Rows from a dataset:

·····

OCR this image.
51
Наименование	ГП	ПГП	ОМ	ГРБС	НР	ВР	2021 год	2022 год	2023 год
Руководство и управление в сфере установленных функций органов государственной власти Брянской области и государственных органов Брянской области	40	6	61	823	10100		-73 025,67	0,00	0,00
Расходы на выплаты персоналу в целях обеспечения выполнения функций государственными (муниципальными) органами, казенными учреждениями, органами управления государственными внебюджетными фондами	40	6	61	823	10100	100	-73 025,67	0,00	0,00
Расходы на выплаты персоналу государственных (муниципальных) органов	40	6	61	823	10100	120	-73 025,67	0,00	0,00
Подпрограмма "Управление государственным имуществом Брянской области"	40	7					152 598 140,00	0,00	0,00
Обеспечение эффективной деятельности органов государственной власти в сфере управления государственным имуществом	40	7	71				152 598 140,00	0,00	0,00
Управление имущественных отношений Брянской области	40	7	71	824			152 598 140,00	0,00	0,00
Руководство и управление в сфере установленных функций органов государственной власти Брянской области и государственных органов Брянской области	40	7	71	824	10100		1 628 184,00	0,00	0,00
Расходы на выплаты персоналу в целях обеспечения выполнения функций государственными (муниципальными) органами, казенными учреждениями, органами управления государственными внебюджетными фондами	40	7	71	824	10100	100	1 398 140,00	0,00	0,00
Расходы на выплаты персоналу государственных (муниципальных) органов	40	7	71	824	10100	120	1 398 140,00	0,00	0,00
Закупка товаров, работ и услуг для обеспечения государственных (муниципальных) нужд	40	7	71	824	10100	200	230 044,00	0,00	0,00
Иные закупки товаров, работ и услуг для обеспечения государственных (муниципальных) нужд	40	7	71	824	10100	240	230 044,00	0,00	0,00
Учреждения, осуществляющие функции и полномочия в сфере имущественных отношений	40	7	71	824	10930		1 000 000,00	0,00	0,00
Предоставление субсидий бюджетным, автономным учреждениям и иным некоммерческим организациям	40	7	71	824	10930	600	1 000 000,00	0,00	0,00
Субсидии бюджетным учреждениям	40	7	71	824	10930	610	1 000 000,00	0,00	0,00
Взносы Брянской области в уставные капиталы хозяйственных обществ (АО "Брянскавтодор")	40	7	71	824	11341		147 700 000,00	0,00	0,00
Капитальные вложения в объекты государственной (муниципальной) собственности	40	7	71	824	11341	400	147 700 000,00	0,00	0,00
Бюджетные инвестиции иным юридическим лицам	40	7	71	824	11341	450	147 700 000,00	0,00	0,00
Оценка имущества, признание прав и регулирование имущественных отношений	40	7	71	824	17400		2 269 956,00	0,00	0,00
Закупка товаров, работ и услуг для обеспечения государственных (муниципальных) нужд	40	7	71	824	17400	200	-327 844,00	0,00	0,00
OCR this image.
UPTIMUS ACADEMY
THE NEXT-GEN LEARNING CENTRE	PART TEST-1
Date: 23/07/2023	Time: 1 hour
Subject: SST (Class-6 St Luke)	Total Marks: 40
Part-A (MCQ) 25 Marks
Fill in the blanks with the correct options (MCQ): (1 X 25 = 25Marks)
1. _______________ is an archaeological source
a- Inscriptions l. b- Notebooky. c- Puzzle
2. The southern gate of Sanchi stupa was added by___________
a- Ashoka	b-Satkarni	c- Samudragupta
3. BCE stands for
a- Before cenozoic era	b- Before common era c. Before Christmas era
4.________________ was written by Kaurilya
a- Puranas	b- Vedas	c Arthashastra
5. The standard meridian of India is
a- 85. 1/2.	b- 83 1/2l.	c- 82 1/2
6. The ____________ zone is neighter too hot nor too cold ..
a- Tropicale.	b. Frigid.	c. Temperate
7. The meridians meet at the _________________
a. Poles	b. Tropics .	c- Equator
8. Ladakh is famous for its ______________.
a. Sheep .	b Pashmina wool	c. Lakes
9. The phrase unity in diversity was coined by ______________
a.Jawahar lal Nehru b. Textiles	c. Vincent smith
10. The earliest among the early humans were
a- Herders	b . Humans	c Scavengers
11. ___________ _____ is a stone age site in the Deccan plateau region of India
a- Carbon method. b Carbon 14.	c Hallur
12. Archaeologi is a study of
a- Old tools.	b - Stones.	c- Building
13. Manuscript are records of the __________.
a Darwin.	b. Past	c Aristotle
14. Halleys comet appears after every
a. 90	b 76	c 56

·····

WRITTEN EXERCISE: Copy the data above exactly. Every line must be included.

SOLUTION TO THIS TASK:
OCR this image.
51
Наименование	ГП	ПГП	ОМ	ГРБС	НР	ВР	2021 год	2022 год	2023 год
Руководство и управление в сфере установленных функций органов государственной власти Брянской области и государственных органов Брянской области	40	6	61	823	10100		-73 025,67	0,00	0,00
Расходы на выплаты персоналу в целях обеспечения выполнения функций государственными (муниципальными) органами, казенными учреждениями, органами управления государственными внебюджетными фондами	40	6	61	823	10100	100	-73 025,67	0,00	0,00
Расходы на выплаты персоналу государственных (муниципальных) органов	40	6	61	823	10100	120	-73 025,67	0,00	0,00
Подпрограмма "Управление государственным имуществом Брянской области"	40	7					152 598 140,00	0,00	0,00
Обеспечение эффективной деятельности органов государственной власти в сфере управления государственным имуществом	40	7	71				152 598 140,00	0,00	0,00
Управление имущественных отношений Брянской области	40	7	71	824			152 598 140,00	0,00	0,00
Руководство и управление в сфере установленных функций органов государственной власти Брянской области и государственных органов Брянской области	40	7	71	824	10100		1 628 184,00	0,00	0,00
Расходы на выплаты персоналу в целях обеспечения выполнения функций государственными (муниципальными) органами, казенными учреждениями, органами управления государственными внебюджетными фондами	40	7	71	824	10100	100	1 398 140,00	0,00	0,00
Расходы на выплаты персоналу государственных (муниципальных) органов	40	7	71	824	10100	120	1 398 140,00	0,00	0,00
Закупка товаров, работ и услуг для обеспечения государственных (муниципальных) нужд	40	7	71	824	10100	200	230 044,00	0,00	0,00
Иные закупки товаров, работ и услуг для обеспечения государственных (муниципальных) нужд	40	7	71	824	10100	240	230 044,00	0,00	0,00
Учреждения, осуществляющие функции и полномочия в сфере имущественных отношений	40	7	71	824	10930		1 000 000,00	0,00	0,00
Предоставление субсидий бюджетным, автономным учреждениям и иным некоммерческим организациям	40	7	71	824	10930	600	1 000 000,00	0,00	0,00
Субсидии бюджетным учреждениям	40	7	71	824	10930	610	1 000 000,00	0,00	0,00
Взносы Брянской области в уставные капиталы хозяйственных обществ (АО "Брянскавтодор")	40	7	71	824	11341		147 700 000,00	0,00	0,00
Капитальные вложения в объекты государственной (муниципальной) собственности	40	7	71	824	11341	400	147 700 000,00	0,00	0,00
Бюджетные инвестиции иным юридическим лицам	40	7	71	824	11341	450	147 700 000,00	0,00	0,00
Оценка имущества, признание прав и регулирование имущественных отношений	40	7	71	824	17400		2 269 956,00	0,00	0,00
Закупка товаров, работ и услуг для обеспечения государственных (муниципальных) нужд	40	7	71	824	17400	200	-327 844,00	0,00	0,00
OCR this image.
UPTIMUS ACADEMY
THE NEXT-GEN LEARNING CENTRE	PART TEST-1
Date: 23/07/2023	Time: 1 hour
Subject: SST (Class-6 St Luke)	Total Marks: 40
Part-A (MCQ) 25 Marks
Fill in the blanks with the correct options (MCQ): (1 X 25 = 25Marks)
1. _______________ is an archaeological source
a- Inscriptions l. b- Notebooky. c- Puzzle
2. The southern gate of Sanchi stupa was added by___________
a- Ashoka	b-Satkarni	c- Samudragupta
3. BCE stands for
a- Before cenozoic era	b- Before common era c. Before Christmas era
4.________________ was written by Kaurilya
a- Puranas	b- Vedas	c Arthashastra
5. The standard meridian of India is
a- 85. 1/2.	b- 83 1/2l.	c- 82 1/2
6. The ____________ zone is neighter too hot nor too cold ..
a- Tropicale.	b. Frigid.	c. Temperate
7. The meridians meet at the _________________
a. Poles	b. Tropics .	c- Equator
8. Ladakh is famous for its ______________.
a. Sheep .	b Pashmina wool	c. Lakes
9. The phrase unity in diversity was coined by ______________
a.Jawahar lal Nehru b. Textiles	c. Vincent smith
10. The earliest among the early humans were
a- Herders	b . Humans	c Scavengers
11. ___________ _____ is a stone age site in the Deccan plateau region of India
a- Carbon method. b Carbon 14.	c Hallur
12. Archaeologi is a study of
a- Old tools.	b - Stones.	c- Building
13. Manuscript are records of the __________.
a Darwin.	b. Past	c Aristotle
14. Halleys comet appears after every
a. 90	b 76	c 56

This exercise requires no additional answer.